* _EXERCISE GOAL_
Identify the lines that contain the string "keyboard" and copy all of them.

* _AVAILABLE RECORDS_
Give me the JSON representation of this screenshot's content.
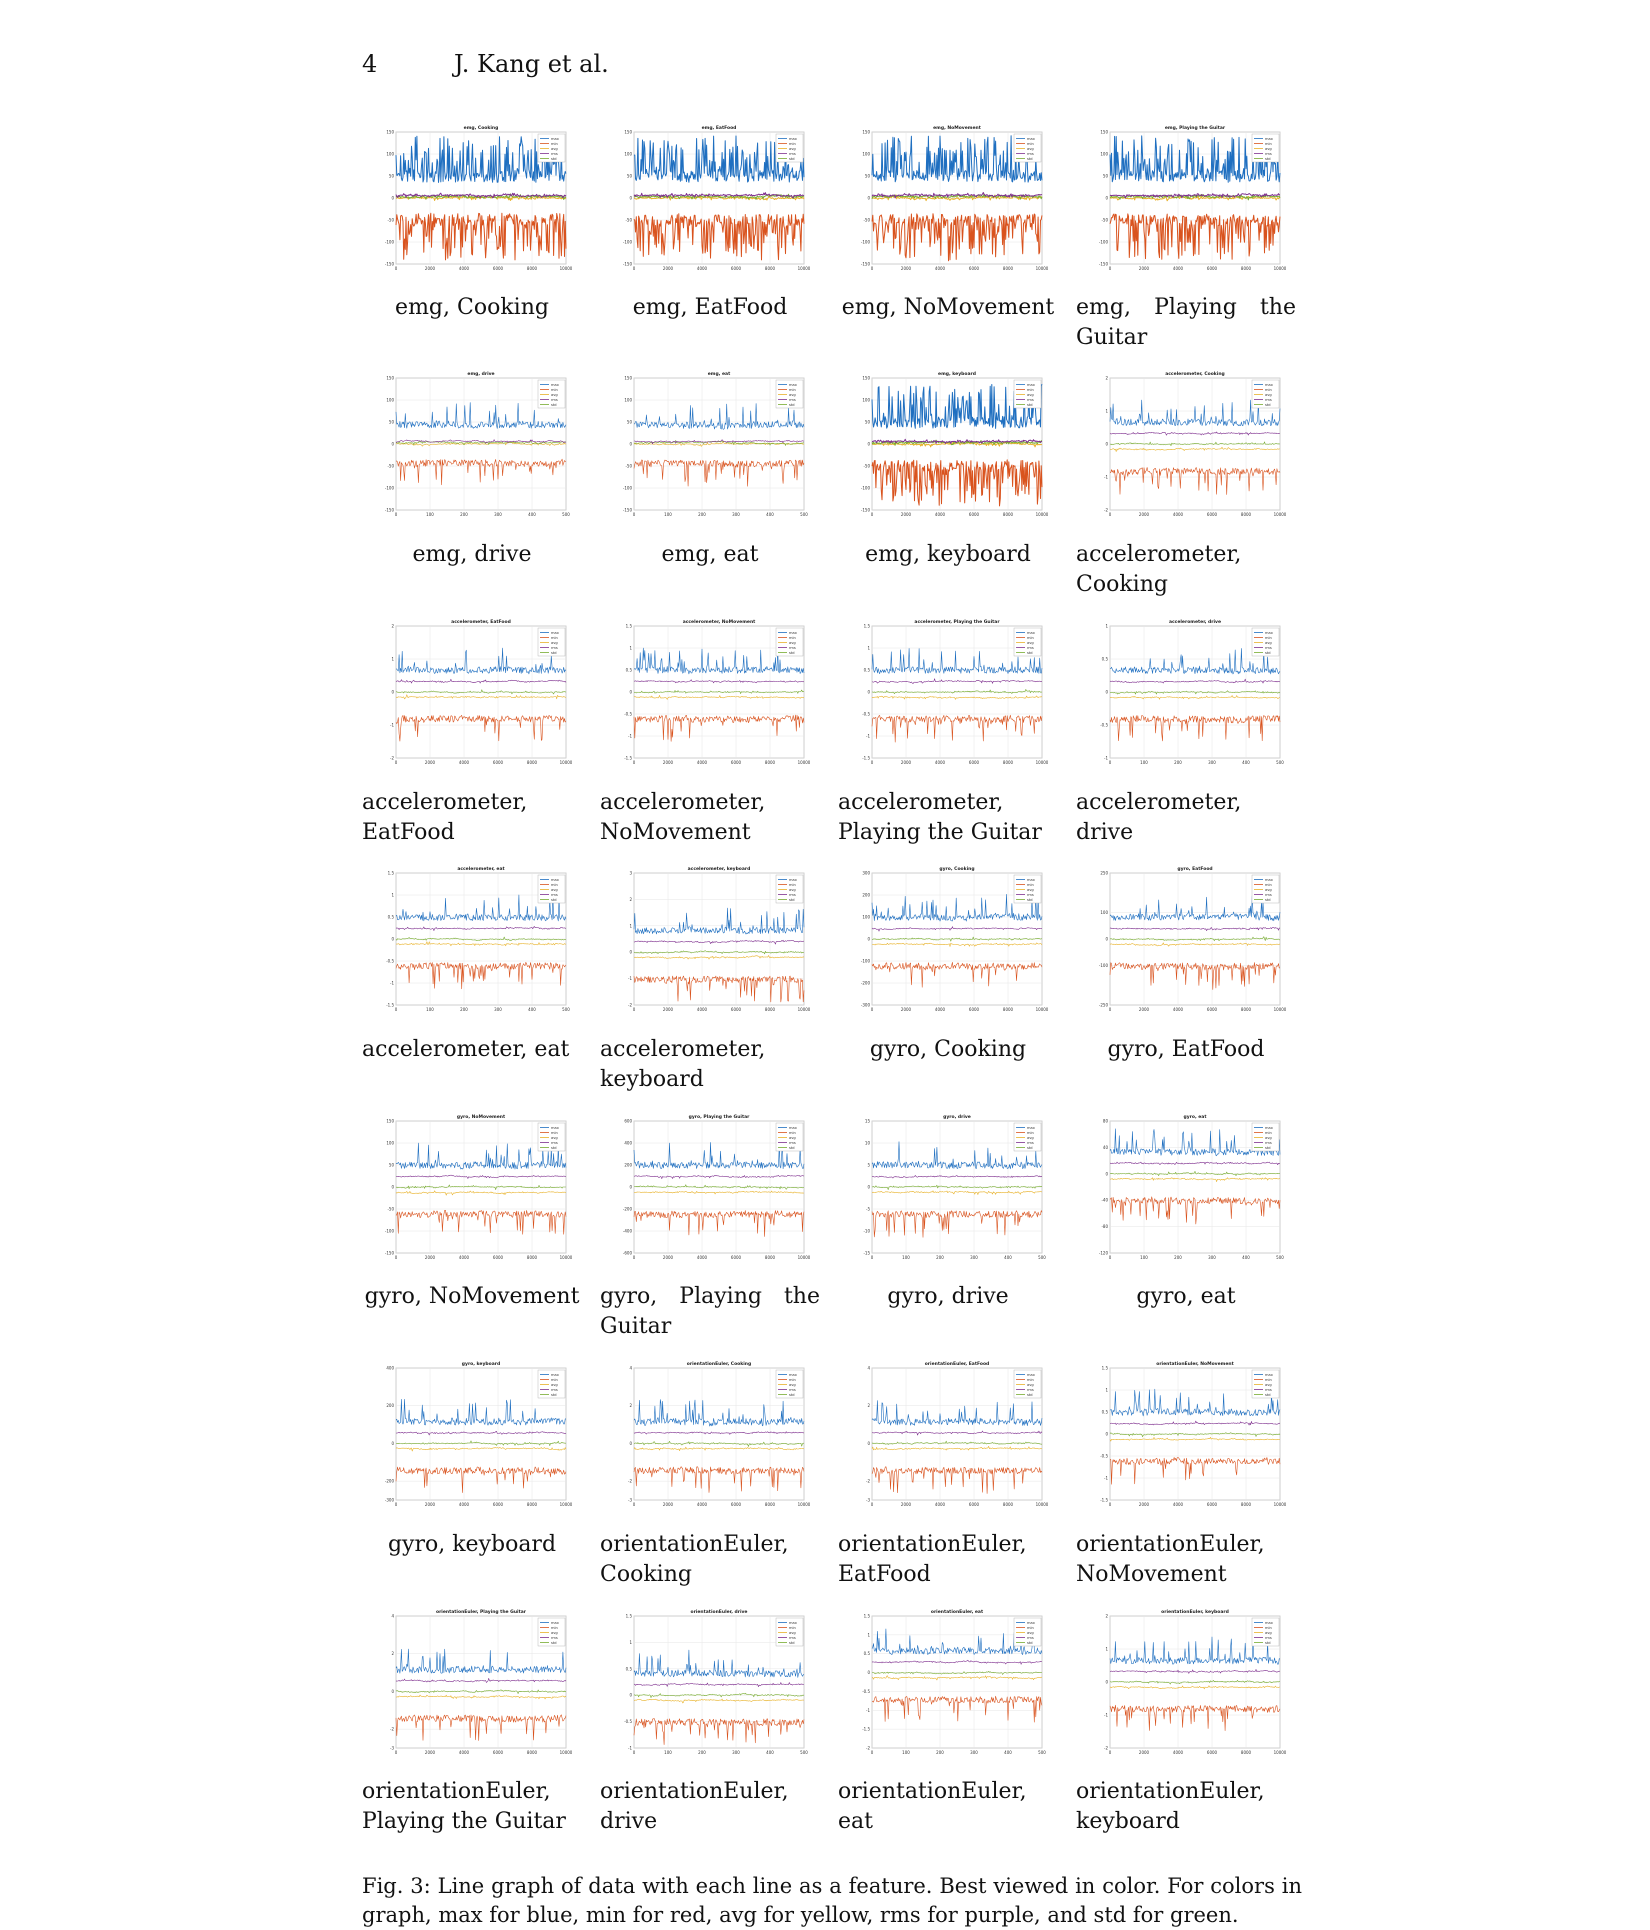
{
  "header": {
    "page_number": "4",
    "author": "J. Kang et al."
  },
  "legend_entries": [
    "max",
    "min",
    "avg",
    "rms",
    "std"
  ],
  "series_colors": {
    "max": "#1f6fc0",
    "min": "#d9531e",
    "avg": "#e8b22a",
    "rms": "#7e2f8e",
    "std": "#77ac30"
  },
  "figure_caption": "Fig. 3: Line graph of data with each line as a feature. Best viewed in color. For colors in graph, max for blue, min for red, avg for yellow, rms for purple, and std for green.",
  "chart_data": [
    {
      "type": "line",
      "title": "emg, Cooking",
      "caption": "emg, Cooking",
      "ylim": [
        -150,
        150
      ],
      "yticks": [
        "150",
        "100",
        "50",
        "0",
        "-50",
        "-100",
        "-150"
      ],
      "xticks": [
        "0",
        "2000",
        "4000",
        "6000",
        "8000",
        "10000"
      ],
      "legend": "top-right",
      "grid": true
    },
    {
      "type": "line",
      "title": "emg, EatFood",
      "caption": "emg, EatFood",
      "ylim": [
        -150,
        150
      ],
      "yticks": [
        "150",
        "100",
        "50",
        "0",
        "-50",
        "-100",
        "-150"
      ],
      "xticks": [
        "0",
        "2000",
        "4000",
        "6000",
        "8000",
        "10000"
      ],
      "legend": "top-right",
      "grid": true
    },
    {
      "type": "line",
      "title": "emg, NoMovement",
      "caption": "emg, NoMovement",
      "ylim": [
        -150,
        150
      ],
      "yticks": [
        "150",
        "100",
        "50",
        "0",
        "-50",
        "-100",
        "-150"
      ],
      "xticks": [
        "0",
        "2000",
        "4000",
        "6000",
        "8000",
        "10000"
      ],
      "legend": "top-right",
      "grid": true
    },
    {
      "type": "line",
      "title": "emg, Playing the Guitar",
      "caption": "emg, Playing the Guitar",
      "ylim": [
        -150,
        150
      ],
      "yticks": [
        "150",
        "100",
        "50",
        "0",
        "-50",
        "-100",
        "-150"
      ],
      "xticks": [
        "0",
        "2000",
        "4000",
        "6000",
        "8000",
        "10000"
      ],
      "legend": "top-right",
      "grid": true
    },
    {
      "type": "line",
      "title": "emg, drive",
      "caption": "emg, drive",
      "ylim": [
        -150,
        150
      ],
      "yticks": [
        "150",
        "100",
        "50",
        "0",
        "-50",
        "-100",
        "-150"
      ],
      "xticks": [
        "0",
        "100",
        "200",
        "300",
        "400",
        "500"
      ],
      "legend": "top-right",
      "grid": true
    },
    {
      "type": "line",
      "title": "emg, eat",
      "caption": "emg, eat",
      "ylim": [
        -150,
        150
      ],
      "yticks": [
        "150",
        "100",
        "50",
        "0",
        "-50",
        "-100",
        "-150"
      ],
      "xticks": [
        "0",
        "100",
        "200",
        "300",
        "400",
        "500"
      ],
      "legend": "top-right",
      "grid": true
    },
    {
      "type": "line",
      "title": "emg, keyboard",
      "caption": "emg, keyboard",
      "ylim": [
        -150,
        150
      ],
      "yticks": [
        "150",
        "100",
        "50",
        "0",
        "-50",
        "-100",
        "-150"
      ],
      "xticks": [
        "0",
        "2000",
        "4000",
        "6000",
        "8000",
        "10000"
      ],
      "legend": "top-right",
      "grid": true
    },
    {
      "type": "line",
      "title": "accelerometer, Cooking",
      "caption": "accelerometer, Cooking",
      "ylim": [
        -2,
        2
      ],
      "yticks": [
        "2",
        "1",
        "0",
        "-1",
        "-2"
      ],
      "xticks": [
        "0",
        "2000",
        "4000",
        "6000",
        "8000",
        "10000"
      ],
      "legend": "top-right",
      "grid": true
    },
    {
      "type": "line",
      "title": "accelerometer, EatFood",
      "caption": "accelerometer, EatFood",
      "ylim": [
        -2,
        2
      ],
      "yticks": [
        "2",
        "1",
        "0",
        "-1",
        "-2"
      ],
      "xticks": [
        "0",
        "2000",
        "4000",
        "6000",
        "8000",
        "10000"
      ],
      "legend": "top-right",
      "grid": true
    },
    {
      "type": "line",
      "title": "accelerometer, NoMovement",
      "caption": "accelerometer, NoMovement",
      "ylim": [
        -1.5,
        1.5
      ],
      "yticks": [
        "1.5",
        "1",
        "0.5",
        "0",
        "-0.5",
        "-1",
        "-1.5"
      ],
      "xticks": [
        "0",
        "2000",
        "4000",
        "6000",
        "8000",
        "10000"
      ],
      "legend": "top-right",
      "grid": true
    },
    {
      "type": "line",
      "title": "accelerometer, Playing the Guitar",
      "caption": "accelerometer, Playing the Guitar",
      "ylim": [
        -1.5,
        1.5
      ],
      "yticks": [
        "1.5",
        "1",
        "0.5",
        "0",
        "-0.5",
        "-1",
        "-1.5"
      ],
      "xticks": [
        "0",
        "2000",
        "4000",
        "6000",
        "8000",
        "10000"
      ],
      "legend": "top-right",
      "grid": true
    },
    {
      "type": "line",
      "title": "accelerometer, drive",
      "caption": "accelerometer, drive",
      "ylim": [
        -1,
        1
      ],
      "yticks": [
        "1",
        "0.5",
        "0",
        "-0.5",
        "-1"
      ],
      "xticks": [
        "0",
        "100",
        "200",
        "300",
        "400",
        "500"
      ],
      "legend": "top-right",
      "grid": true
    },
    {
      "type": "line",
      "title": "accelerometer, eat",
      "caption": "accelerometer, eat",
      "ylim": [
        -1.5,
        1.5
      ],
      "yticks": [
        "1.5",
        "1",
        "0.5",
        "0",
        "-0.5",
        "-1",
        "-1.5"
      ],
      "xticks": [
        "0",
        "100",
        "200",
        "300",
        "400",
        "500"
      ],
      "legend": "top-right",
      "grid": true
    },
    {
      "type": "line",
      "title": "accelerometer, keyboard",
      "caption": "accelerometer, keyboard",
      "ylim": [
        -2,
        3
      ],
      "yticks": [
        "3",
        "2",
        "1",
        "0",
        "-1",
        "-2"
      ],
      "xticks": [
        "0",
        "2000",
        "4000",
        "6000",
        "8000",
        "10000"
      ],
      "legend": "top-right",
      "grid": true
    },
    {
      "type": "line",
      "title": "gyro, Cooking",
      "caption": "gyro, Cooking",
      "ylim": [
        -300,
        300
      ],
      "yticks": [
        "300",
        "200",
        "100",
        "0",
        "-100",
        "-200",
        "-300"
      ],
      "xticks": [
        "0",
        "2000",
        "4000",
        "6000",
        "8000",
        "10000"
      ],
      "legend": "top-right",
      "grid": true
    },
    {
      "type": "line",
      "title": "gyro, EatFood",
      "caption": "gyro, EatFood",
      "ylim": [
        -250,
        250
      ],
      "yticks": [
        "250",
        "100",
        "0",
        "-100",
        "-250"
      ],
      "xticks": [
        "0",
        "2000",
        "4000",
        "6000",
        "8000",
        "10000"
      ],
      "legend": "top-right",
      "grid": true
    },
    {
      "type": "line",
      "title": "gyro, NoMovement",
      "caption": "gyro, NoMovement",
      "ylim": [
        -150,
        150
      ],
      "yticks": [
        "150",
        "100",
        "50",
        "0",
        "-50",
        "-100",
        "-150"
      ],
      "xticks": [
        "0",
        "2000",
        "4000",
        "6000",
        "8000",
        "10000"
      ],
      "legend": "top-right",
      "grid": true
    },
    {
      "type": "line",
      "title": "gyro, Playing the Guitar",
      "caption": "gyro, Playing the Guitar",
      "ylim": [
        -600,
        600
      ],
      "yticks": [
        "600",
        "400",
        "200",
        "0",
        "-200",
        "-400",
        "-600"
      ],
      "xticks": [
        "0",
        "2000",
        "4000",
        "6000",
        "8000",
        "10000"
      ],
      "legend": "top-right",
      "grid": true
    },
    {
      "type": "line",
      "title": "gyro, drive",
      "caption": "gyro, drive",
      "ylim": [
        -15,
        15
      ],
      "yticks": [
        "15",
        "10",
        "5",
        "0",
        "-5",
        "-10",
        "-15"
      ],
      "xticks": [
        "0",
        "100",
        "200",
        "300",
        "400",
        "500"
      ],
      "legend": "top-right",
      "grid": true
    },
    {
      "type": "line",
      "title": "gyro, eat",
      "caption": "gyro, eat",
      "ylim": [
        -120,
        80
      ],
      "yticks": [
        "80",
        "40",
        "0",
        "-40",
        "-80",
        "-120"
      ],
      "xticks": [
        "0",
        "100",
        "200",
        "300",
        "400",
        "500"
      ],
      "legend": "top-right",
      "grid": true
    },
    {
      "type": "line",
      "title": "gyro, keyboard",
      "caption": "gyro, keyboard",
      "ylim": [
        -300,
        400
      ],
      "yticks": [
        "400",
        "200",
        "0",
        "-200",
        "-300"
      ],
      "xticks": [
        "0",
        "2000",
        "4000",
        "6000",
        "8000",
        "10000"
      ],
      "legend": "top-right",
      "grid": true
    },
    {
      "type": "line",
      "title": "orientationEuler, Cooking",
      "caption": "orientationEuler, Cooking",
      "ylim": [
        -3,
        4
      ],
      "yticks": [
        "4",
        "2",
        "0",
        "-2",
        "-3"
      ],
      "xticks": [
        "0",
        "2000",
        "4000",
        "6000",
        "8000",
        "10000"
      ],
      "legend": "top-right",
      "grid": true
    },
    {
      "type": "line",
      "title": "orientationEuler, EatFood",
      "caption": "orientationEuler, EatFood",
      "ylim": [
        -3,
        4
      ],
      "yticks": [
        "4",
        "2",
        "0",
        "-2",
        "-3"
      ],
      "xticks": [
        "0",
        "2000",
        "4000",
        "6000",
        "8000",
        "10000"
      ],
      "legend": "top-right",
      "grid": true
    },
    {
      "type": "line",
      "title": "orientationEuler, NoMovement",
      "caption": "orientationEuler, NoMovement",
      "ylim": [
        -1.5,
        1.5
      ],
      "yticks": [
        "1.5",
        "1",
        "0.5",
        "0",
        "-0.5",
        "-1",
        "-1.5"
      ],
      "xticks": [
        "0",
        "2000",
        "4000",
        "6000",
        "8000",
        "10000"
      ],
      "legend": "top-right",
      "grid": true
    },
    {
      "type": "line",
      "title": "orientationEuler, Playing the Guitar",
      "caption": "orientationEuler, Playing the Guitar",
      "ylim": [
        -3,
        4
      ],
      "yticks": [
        "4",
        "2",
        "0",
        "-2",
        "-3"
      ],
      "xticks": [
        "0",
        "2000",
        "4000",
        "6000",
        "8000",
        "10000"
      ],
      "legend": "top-right",
      "grid": true
    },
    {
      "type": "line",
      "title": "orientationEuler, drive",
      "caption": "orientationEuler, drive",
      "ylim": [
        -1,
        1.5
      ],
      "yticks": [
        "1.5",
        "1",
        "0.5",
        "0",
        "-0.5",
        "-1"
      ],
      "xticks": [
        "0",
        "100",
        "200",
        "300",
        "400",
        "500"
      ],
      "legend": "top-right",
      "grid": true
    },
    {
      "type": "line",
      "title": "orientationEuler, eat",
      "caption": "orientationEuler, eat",
      "ylim": [
        -2,
        1.5
      ],
      "yticks": [
        "1.5",
        "1",
        "0.5",
        "0",
        "-0.5",
        "-1",
        "-1.5",
        "-2"
      ],
      "xticks": [
        "0",
        "100",
        "200",
        "300",
        "400",
        "500"
      ],
      "legend": "top-right",
      "grid": true
    },
    {
      "type": "line",
      "title": "orientationEuler, keyboard",
      "caption": "orientationEuler, keyboard",
      "ylim": [
        -2,
        2
      ],
      "yticks": [
        "2",
        "1",
        "0",
        "-1",
        "-2"
      ],
      "xticks": [
        "0",
        "2000",
        "4000",
        "6000",
        "8000",
        "10000"
      ],
      "legend": "top-right",
      "grid": true
    }
  ]
}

* _SOLUTION FOR THIS TASK_
      "title": "emg, keyboard",
      "caption": "emg, keyboard",
      "title": "accelerometer, keyboard",
      "caption": "accelerometer, keyboard",
      "title": "gyro, keyboard",
      "caption": "gyro, keyboard",
      "title": "orientationEuler, keyboard",
      "caption": "orientationEuler, keyboard",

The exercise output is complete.